[START OF ITEMS]

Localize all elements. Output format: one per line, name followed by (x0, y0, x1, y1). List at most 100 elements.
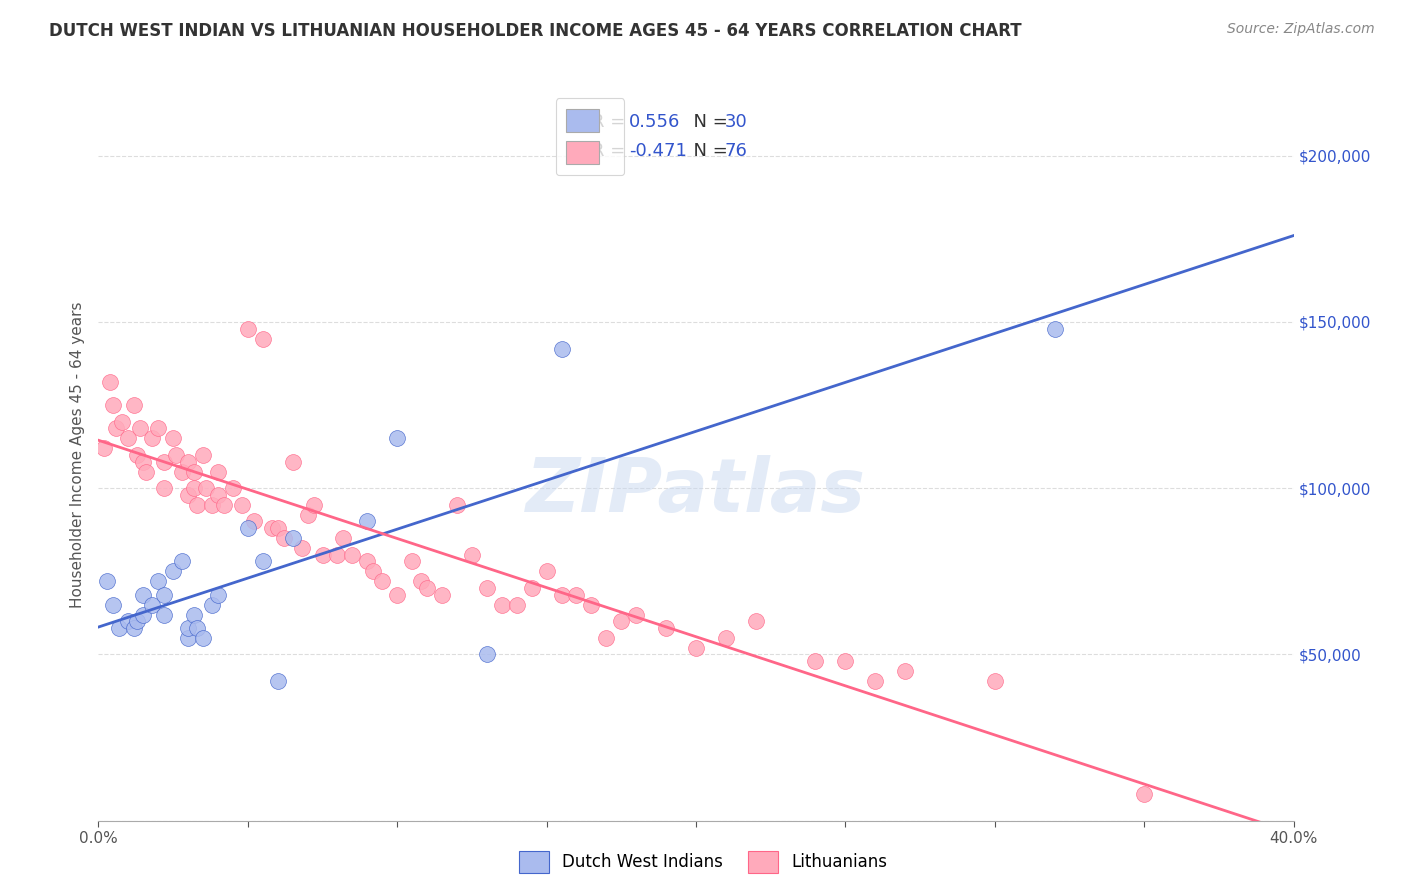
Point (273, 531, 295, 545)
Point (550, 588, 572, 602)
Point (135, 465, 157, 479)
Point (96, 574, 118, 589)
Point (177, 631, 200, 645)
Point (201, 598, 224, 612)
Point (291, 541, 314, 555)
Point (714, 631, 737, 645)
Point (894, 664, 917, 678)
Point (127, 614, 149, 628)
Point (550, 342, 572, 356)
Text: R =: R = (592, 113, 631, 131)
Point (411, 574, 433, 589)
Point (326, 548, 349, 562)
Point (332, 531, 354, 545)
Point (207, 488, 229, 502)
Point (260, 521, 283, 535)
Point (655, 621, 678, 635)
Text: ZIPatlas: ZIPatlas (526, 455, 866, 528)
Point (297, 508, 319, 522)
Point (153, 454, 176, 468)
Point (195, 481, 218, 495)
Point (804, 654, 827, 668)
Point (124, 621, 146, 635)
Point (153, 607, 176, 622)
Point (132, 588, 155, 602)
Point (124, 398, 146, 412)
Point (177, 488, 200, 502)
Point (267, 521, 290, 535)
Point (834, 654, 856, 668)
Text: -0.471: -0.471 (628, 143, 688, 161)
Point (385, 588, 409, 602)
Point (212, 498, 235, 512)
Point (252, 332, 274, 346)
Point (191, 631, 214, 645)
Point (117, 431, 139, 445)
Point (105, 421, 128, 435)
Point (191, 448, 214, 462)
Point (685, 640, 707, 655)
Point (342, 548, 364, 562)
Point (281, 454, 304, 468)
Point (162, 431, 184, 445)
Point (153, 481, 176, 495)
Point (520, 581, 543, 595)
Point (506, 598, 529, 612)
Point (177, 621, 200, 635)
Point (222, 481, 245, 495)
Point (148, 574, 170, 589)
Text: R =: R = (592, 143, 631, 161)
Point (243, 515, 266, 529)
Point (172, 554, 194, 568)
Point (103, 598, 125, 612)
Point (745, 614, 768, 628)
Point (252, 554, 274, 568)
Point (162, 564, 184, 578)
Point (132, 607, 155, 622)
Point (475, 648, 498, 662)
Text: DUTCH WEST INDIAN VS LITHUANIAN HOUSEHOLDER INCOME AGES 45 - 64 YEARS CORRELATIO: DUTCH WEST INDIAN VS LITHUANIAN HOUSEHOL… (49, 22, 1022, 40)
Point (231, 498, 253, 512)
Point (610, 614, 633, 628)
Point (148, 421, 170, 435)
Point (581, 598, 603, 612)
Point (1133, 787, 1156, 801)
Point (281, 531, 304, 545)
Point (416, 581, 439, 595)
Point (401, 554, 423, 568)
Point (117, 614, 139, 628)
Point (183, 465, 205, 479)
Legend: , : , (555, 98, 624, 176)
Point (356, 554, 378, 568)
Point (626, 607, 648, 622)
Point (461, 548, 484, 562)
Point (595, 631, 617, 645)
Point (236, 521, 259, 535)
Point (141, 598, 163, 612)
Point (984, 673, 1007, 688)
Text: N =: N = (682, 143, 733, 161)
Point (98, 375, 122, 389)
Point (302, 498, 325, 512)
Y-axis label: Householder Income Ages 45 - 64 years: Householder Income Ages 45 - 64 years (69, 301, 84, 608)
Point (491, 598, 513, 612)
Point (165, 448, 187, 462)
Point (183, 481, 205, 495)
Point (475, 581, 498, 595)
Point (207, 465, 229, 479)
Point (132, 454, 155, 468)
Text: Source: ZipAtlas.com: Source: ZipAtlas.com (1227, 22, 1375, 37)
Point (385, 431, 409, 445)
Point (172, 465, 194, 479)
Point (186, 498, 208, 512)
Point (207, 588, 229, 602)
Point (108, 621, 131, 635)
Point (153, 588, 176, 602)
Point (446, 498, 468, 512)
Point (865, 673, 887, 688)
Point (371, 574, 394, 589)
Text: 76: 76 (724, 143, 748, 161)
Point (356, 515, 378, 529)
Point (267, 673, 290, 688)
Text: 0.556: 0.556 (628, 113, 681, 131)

[END OF ITEMS]
[START OF ITEMS]

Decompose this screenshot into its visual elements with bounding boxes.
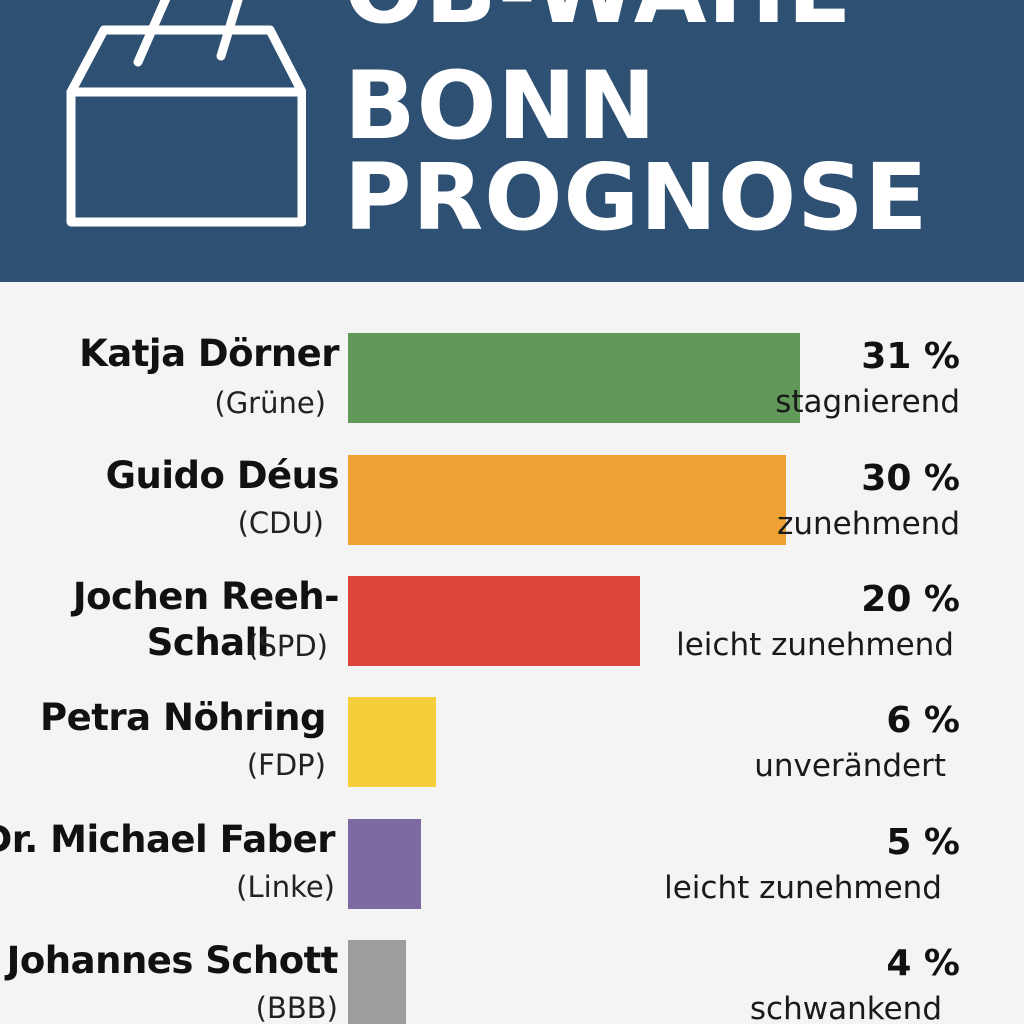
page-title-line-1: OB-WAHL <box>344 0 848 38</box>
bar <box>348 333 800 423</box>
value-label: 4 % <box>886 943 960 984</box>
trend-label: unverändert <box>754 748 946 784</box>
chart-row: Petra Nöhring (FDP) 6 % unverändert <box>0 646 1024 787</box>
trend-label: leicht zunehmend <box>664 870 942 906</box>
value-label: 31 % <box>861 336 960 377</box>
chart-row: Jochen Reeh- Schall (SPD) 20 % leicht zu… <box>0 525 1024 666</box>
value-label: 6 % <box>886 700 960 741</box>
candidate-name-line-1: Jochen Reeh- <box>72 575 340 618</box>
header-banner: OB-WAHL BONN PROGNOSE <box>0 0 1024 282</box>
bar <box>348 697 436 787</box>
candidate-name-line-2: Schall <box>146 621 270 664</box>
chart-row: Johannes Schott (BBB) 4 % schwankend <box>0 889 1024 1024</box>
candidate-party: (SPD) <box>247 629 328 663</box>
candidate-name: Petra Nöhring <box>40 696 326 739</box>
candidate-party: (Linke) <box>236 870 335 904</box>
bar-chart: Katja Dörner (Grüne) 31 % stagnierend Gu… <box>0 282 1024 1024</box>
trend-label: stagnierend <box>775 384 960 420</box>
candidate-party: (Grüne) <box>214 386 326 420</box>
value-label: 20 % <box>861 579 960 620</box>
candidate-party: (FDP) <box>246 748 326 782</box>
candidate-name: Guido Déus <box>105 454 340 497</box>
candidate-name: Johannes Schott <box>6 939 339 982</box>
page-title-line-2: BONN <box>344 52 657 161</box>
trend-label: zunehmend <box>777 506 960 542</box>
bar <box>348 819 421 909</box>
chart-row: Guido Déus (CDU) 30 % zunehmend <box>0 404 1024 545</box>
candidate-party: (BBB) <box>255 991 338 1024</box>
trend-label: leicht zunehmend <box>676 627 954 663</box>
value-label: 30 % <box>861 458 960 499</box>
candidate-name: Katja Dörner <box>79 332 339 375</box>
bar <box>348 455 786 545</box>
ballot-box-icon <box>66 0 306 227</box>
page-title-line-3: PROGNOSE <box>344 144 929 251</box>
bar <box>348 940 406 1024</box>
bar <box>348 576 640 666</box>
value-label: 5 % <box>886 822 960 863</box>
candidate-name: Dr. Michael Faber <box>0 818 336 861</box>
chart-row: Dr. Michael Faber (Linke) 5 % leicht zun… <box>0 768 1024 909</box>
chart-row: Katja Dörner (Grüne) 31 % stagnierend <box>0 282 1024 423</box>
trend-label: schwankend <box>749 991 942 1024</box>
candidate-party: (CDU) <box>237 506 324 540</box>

[END OF ITEMS]

PROBLEM: Please show every line of the items above that contains the string "Schall", treating case as significant.

ANSWER TO THIS PROBLEM:
chart-row: Jochen Reeh- Schall (SPD) 20 % leicht zu… <box>0 525 1024 666</box>
candidate-name-line-2: Schall <box>146 621 270 664</box>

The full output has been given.